Task description » Your task is to repeat the listing exactly.

Exercise materials »
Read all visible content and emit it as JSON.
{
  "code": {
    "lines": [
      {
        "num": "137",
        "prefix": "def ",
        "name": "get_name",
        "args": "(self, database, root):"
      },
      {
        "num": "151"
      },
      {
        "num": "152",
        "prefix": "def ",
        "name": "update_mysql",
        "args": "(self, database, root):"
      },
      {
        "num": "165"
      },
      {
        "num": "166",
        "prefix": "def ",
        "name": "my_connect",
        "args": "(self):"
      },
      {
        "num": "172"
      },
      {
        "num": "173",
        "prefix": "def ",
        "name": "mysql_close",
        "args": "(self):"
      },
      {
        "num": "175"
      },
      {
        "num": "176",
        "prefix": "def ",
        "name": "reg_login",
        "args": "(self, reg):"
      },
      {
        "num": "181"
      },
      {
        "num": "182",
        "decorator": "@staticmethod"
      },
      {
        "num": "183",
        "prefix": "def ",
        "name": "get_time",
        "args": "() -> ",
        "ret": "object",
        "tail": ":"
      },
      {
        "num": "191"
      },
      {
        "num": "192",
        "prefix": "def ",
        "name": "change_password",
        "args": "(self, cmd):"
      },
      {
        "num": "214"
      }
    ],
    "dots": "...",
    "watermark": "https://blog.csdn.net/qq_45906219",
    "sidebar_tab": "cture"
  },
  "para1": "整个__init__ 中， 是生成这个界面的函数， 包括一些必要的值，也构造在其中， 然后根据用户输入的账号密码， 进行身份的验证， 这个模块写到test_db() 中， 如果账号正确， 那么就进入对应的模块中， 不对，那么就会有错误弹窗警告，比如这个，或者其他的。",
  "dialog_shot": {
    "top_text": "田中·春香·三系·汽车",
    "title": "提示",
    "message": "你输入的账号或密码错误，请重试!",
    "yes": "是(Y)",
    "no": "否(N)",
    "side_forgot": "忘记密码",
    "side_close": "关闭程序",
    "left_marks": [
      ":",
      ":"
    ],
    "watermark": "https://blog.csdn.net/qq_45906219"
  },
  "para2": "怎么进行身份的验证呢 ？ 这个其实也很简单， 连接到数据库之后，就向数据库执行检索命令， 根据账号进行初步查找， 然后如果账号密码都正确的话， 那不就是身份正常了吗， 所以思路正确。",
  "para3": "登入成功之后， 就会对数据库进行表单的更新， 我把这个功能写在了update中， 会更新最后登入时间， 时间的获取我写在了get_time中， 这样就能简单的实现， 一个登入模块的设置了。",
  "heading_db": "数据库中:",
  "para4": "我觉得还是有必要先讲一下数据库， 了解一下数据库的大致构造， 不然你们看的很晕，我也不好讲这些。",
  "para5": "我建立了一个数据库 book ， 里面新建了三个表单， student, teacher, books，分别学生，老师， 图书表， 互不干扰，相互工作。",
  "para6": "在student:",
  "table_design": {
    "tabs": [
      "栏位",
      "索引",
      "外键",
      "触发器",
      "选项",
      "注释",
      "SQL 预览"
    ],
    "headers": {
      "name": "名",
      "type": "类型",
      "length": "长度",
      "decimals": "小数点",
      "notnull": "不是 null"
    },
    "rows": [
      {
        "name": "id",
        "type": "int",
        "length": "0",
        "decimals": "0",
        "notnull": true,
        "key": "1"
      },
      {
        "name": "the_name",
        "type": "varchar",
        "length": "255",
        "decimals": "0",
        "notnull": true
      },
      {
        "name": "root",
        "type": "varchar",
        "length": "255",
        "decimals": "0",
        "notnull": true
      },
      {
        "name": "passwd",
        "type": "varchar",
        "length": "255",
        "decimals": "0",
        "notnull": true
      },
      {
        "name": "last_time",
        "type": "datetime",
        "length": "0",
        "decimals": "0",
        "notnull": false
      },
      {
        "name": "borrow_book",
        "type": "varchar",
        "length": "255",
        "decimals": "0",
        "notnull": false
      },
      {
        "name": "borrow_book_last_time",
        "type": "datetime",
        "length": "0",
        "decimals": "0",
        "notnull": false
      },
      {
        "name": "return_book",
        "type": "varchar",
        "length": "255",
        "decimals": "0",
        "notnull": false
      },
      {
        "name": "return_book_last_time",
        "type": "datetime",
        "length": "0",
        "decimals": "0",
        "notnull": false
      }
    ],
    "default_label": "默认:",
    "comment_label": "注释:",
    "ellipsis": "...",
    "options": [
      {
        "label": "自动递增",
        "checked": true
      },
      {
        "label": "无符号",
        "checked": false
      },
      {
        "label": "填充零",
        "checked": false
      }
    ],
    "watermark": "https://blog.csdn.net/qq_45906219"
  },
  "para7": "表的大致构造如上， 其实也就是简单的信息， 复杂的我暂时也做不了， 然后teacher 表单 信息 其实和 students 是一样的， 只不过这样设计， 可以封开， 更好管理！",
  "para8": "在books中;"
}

Full response »
Read all visible content and emit it as JSON.
{
  "code": {
    "lines": [
      {
        "num": "137",
        "prefix": "def ",
        "name": "get_name",
        "args": "(self, database, root):"
      },
      {
        "num": "151"
      },
      {
        "num": "152",
        "prefix": "def ",
        "name": "update_mysql",
        "args": "(self, database, root):"
      },
      {
        "num": "165"
      },
      {
        "num": "166",
        "prefix": "def ",
        "name": "my_connect",
        "args": "(self):"
      },
      {
        "num": "172"
      },
      {
        "num": "173",
        "prefix": "def ",
        "name": "mysql_close",
        "args": "(self):"
      },
      {
        "num": "175"
      },
      {
        "num": "176",
        "prefix": "def ",
        "name": "reg_login",
        "args": "(self, reg):"
      },
      {
        "num": "181"
      },
      {
        "num": "182",
        "decorator": "@staticmethod"
      },
      {
        "num": "183",
        "prefix": "def ",
        "name": "get_time",
        "args": "() -> ",
        "ret": "object",
        "tail": ":"
      },
      {
        "num": "191"
      },
      {
        "num": "192",
        "prefix": "def ",
        "name": "change_password",
        "args": "(self, cmd):"
      },
      {
        "num": "214"
      }
    ],
    "dots": "...",
    "watermark": "https://blog.csdn.net/qq_45906219",
    "sidebar_tab": "cture"
  },
  "para1": "整个__init__ 中， 是生成这个界面的函数， 包括一些必要的值，也构造在其中， 然后根据用户输入的账号密码， 进行身份的验证， 这个模块写到test_db() 中， 如果账号正确， 那么就进入对应的模块中， 不对，那么就会有错误弹窗警告，比如这个，或者其他的。",
  "dialog_shot": {
    "top_text": "田中·春香·三系·汽车",
    "title": "提示",
    "message": "你输入的账号或密码错误，请重试!",
    "yes": "是(Y)",
    "no": "否(N)",
    "side_forgot": "忘记密码",
    "side_close": "关闭程序",
    "left_marks": [
      ":",
      ":"
    ],
    "watermark": "https://blog.csdn.net/qq_45906219"
  },
  "para2": "怎么进行身份的验证呢 ？ 这个其实也很简单， 连接到数据库之后，就向数据库执行检索命令， 根据账号进行初步查找， 然后如果账号密码都正确的话， 那不就是身份正常了吗， 所以思路正确。",
  "para3": "登入成功之后， 就会对数据库进行表单的更新， 我把这个功能写在了update中， 会更新最后登入时间， 时间的获取我写在了get_time中， 这样就能简单的实现， 一个登入模块的设置了。",
  "heading_db": "数据库中:",
  "para4": "我觉得还是有必要先讲一下数据库， 了解一下数据库的大致构造， 不然你们看的很晕，我也不好讲这些。",
  "para5": "我建立了一个数据库 book ， 里面新建了三个表单， student, teacher, books，分别学生，老师， 图书表， 互不干扰，相互工作。",
  "para6": "在student:",
  "table_design": {
    "tabs": [
      "栏位",
      "索引",
      "外键",
      "触发器",
      "选项",
      "注释",
      "SQL 预览"
    ],
    "headers": {
      "name": "名",
      "type": "类型",
      "length": "长度",
      "decimals": "小数点",
      "notnull": "不是 null"
    },
    "rows": [
      {
        "name": "id",
        "type": "int",
        "length": "0",
        "decimals": "0",
        "notnull": true,
        "key": "1"
      },
      {
        "name": "the_name",
        "type": "varchar",
        "length": "255",
        "decimals": "0",
        "notnull": true
      },
      {
        "name": "root",
        "type": "varchar",
        "length": "255",
        "decimals": "0",
        "notnull": true
      },
      {
        "name": "passwd",
        "type": "varchar",
        "length": "255",
        "decimals": "0",
        "notnull": true
      },
      {
        "name": "last_time",
        "type": "datetime",
        "length": "0",
        "decimals": "0",
        "notnull": false
      },
      {
        "name": "borrow_book",
        "type": "varchar",
        "length": "255",
        "decimals": "0",
        "notnull": false
      },
      {
        "name": "borrow_book_last_time",
        "type": "datetime",
        "length": "0",
        "decimals": "0",
        "notnull": false
      },
      {
        "name": "return_book",
        "type": "varchar",
        "length": "255",
        "decimals": "0",
        "notnull": false
      },
      {
        "name": "return_book_last_time",
        "type": "datetime",
        "length": "0",
        "decimals": "0",
        "notnull": false
      }
    ],
    "default_label": "默认:",
    "comment_label": "注释:",
    "ellipsis": "...",
    "options": [
      {
        "label": "自动递增",
        "checked": true
      },
      {
        "label": "无符号",
        "checked": false
      },
      {
        "label": "填充零",
        "checked": false
      }
    ],
    "watermark": "https://blog.csdn.net/qq_45906219"
  },
  "para7": "表的大致构造如上， 其实也就是简单的信息， 复杂的我暂时也做不了， 然后teacher 表单 信息 其实和 students 是一样的， 只不过这样设计， 可以封开， 更好管理！",
  "para8": "在books中;"
}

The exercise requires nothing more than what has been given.